Extrait cité:
☆ ☆ ☆ ☆ ☆ ☆ ☆

Les actualités du 30 mars 1909
Les boutonniers de Méru saccagent l'appartement du patron
A peine la grève des postiers venait-elle de se terminer, que des incidents d'une extrême gravité se produisaient dans le département de l'Oise. C'est la petite ville de Méru qui en a été le théâtre, dans l'après-midi d'hier. Depuis trois semaines environ, les ouvriers qui fabriquent des boutons de nacre, se plaignant d'une diminution de salaires, ont cessé le travail.
Hier, au sortir d'un meeting, où un délégué de la C.G.T. avait pris la parole, un groupe de quatre cents chômeurs envahissait la maison de M. Doutelle, vice-président du syndicat patronal, après avoir brisé les vitres à coups de pierre. Mme Doutelle qui se trouvait seule dans ces tragiques circonstances, avait pu s'enfuir à temps devant la horde furieuse et trouver un refuge dans une maison amie.

☆ ☆ ☆ ☆ ☆ ☆ ☆

Données fournies:
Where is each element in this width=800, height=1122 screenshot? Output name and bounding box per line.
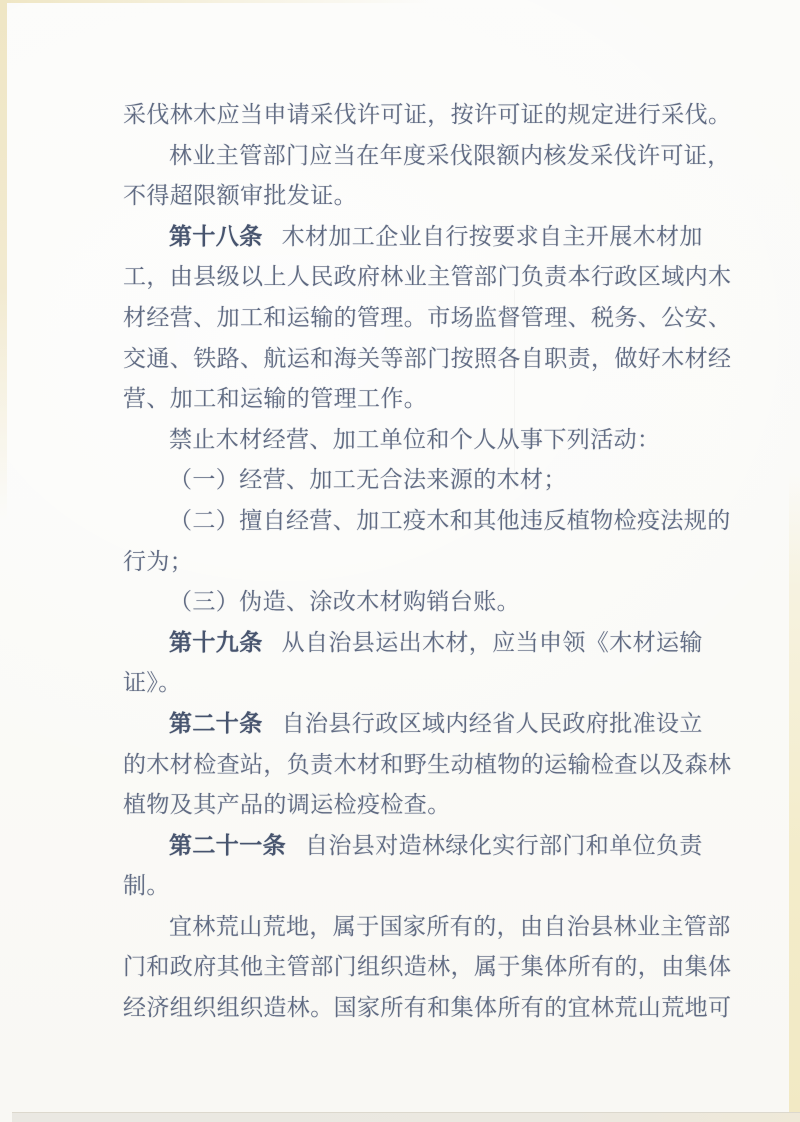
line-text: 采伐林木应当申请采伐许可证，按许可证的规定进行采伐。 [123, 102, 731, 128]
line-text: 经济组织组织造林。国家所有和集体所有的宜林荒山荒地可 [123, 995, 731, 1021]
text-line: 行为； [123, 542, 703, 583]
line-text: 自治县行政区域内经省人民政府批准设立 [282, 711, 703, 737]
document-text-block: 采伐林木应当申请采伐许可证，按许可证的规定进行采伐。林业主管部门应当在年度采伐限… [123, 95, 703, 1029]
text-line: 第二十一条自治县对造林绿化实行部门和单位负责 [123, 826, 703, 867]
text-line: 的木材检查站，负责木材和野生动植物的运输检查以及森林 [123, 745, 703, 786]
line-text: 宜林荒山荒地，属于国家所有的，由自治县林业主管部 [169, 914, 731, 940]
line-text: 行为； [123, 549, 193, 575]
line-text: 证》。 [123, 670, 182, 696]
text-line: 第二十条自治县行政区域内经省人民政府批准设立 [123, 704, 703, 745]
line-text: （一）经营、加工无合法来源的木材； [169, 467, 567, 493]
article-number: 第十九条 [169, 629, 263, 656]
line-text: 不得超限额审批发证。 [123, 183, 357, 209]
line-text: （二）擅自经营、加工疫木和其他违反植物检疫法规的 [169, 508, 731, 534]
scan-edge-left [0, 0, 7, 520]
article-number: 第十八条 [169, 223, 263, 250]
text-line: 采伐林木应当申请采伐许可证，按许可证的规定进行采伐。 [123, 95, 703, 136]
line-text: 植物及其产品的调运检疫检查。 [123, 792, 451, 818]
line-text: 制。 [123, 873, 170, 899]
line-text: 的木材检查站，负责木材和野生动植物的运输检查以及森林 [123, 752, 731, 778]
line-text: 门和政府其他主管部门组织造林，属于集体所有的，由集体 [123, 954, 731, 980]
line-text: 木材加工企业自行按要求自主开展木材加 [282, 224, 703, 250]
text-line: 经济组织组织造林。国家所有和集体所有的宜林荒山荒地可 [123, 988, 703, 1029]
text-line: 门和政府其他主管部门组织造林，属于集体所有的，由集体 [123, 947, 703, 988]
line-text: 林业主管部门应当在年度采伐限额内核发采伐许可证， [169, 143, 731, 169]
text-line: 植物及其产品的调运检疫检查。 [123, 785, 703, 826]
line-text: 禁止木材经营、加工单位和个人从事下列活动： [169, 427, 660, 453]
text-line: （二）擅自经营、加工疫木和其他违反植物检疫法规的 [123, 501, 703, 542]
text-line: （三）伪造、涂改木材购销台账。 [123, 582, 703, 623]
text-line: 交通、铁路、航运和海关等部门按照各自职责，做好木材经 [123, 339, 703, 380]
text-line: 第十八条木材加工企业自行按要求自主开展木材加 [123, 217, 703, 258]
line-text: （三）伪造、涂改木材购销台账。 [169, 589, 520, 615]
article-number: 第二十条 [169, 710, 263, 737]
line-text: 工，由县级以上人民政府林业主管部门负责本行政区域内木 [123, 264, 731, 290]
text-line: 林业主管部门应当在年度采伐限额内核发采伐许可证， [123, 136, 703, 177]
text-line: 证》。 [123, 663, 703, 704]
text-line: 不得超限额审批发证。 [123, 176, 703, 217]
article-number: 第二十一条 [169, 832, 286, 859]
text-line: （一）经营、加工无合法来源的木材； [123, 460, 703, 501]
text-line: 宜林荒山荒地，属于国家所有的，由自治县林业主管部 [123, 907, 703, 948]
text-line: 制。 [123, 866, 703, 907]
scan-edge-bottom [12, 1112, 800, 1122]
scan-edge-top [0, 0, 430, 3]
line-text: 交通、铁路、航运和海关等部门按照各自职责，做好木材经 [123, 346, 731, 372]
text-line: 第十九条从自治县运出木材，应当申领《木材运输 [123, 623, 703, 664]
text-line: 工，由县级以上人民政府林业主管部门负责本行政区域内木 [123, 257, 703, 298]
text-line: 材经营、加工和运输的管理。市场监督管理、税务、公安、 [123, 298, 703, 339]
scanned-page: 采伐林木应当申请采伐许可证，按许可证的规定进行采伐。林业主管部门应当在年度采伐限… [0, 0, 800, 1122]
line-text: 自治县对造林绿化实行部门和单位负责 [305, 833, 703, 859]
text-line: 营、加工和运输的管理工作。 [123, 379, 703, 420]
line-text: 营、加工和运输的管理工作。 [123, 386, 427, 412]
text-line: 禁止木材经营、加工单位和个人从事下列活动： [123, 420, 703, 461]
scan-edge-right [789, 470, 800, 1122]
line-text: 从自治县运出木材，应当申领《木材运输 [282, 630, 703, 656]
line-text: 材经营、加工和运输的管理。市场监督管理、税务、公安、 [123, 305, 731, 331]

☆ ☆ ☆ ☆ ☆ ☆ ☆

Consigne 1:
Répondez aux questions suivantes à l'aide de l'article sur les boutonniers de Méru.
(a) Depuis combien de temps environ les ouvriers ont-ils cessé le travail ?
(b) Combien de chômeurs ont envahi la maison de M. Doutelle ?
(c) Quelle fonction M. Doutelle occupe-t-il ?
Consigne 2: Poursuivez l'article sur les boutonniers de Méru à partir de sa dernière phrase.

Réponse 1:
(a) Depuis trois semaines environ.
(b) Quatre cents.
(c) Il est vice-président du syndicat patronal.

Réponse 2:
Bientôt, les appartements étaient vides ; la bande de grévistes, après avoir brisé les glaces, fracturé les armoires, détruit les bibelots, déchiré les tentures, emportaient les débris sur la route, en formaient un tas, auquel ils mettaient le feu. Pendant que les flammes consumaient le mobilier, les grévistes dansaient autour en criant : "Nous reviendrons ; on recommencera quand tu reconstruiras ton château".
C'est, on le voit, la reproduction exacte des scènes violentes qui se sont déroulées, dans les circonstances analogues, à Cluses et à Fressenneville. (...) Bien que la situation soit toujours tendue et la surexcitation des esprits encore grande, aucun incident ne s'est produit dans la matinée.
Le préfet, qui vient d'arriver à Méru, a pris la haute direction du service d'ordre. Celui-ci se compose de plusieurs brigades de gendarmerie, et deux escadrons de cavalerie sont attendus.Un certain nombre de patrons seraient décidés à accorder des satisfactions aux ouvriers, sur les revendications présentées par leurs syndicats. Les grévistes n'ont tenu aucune réunion dans la matinée.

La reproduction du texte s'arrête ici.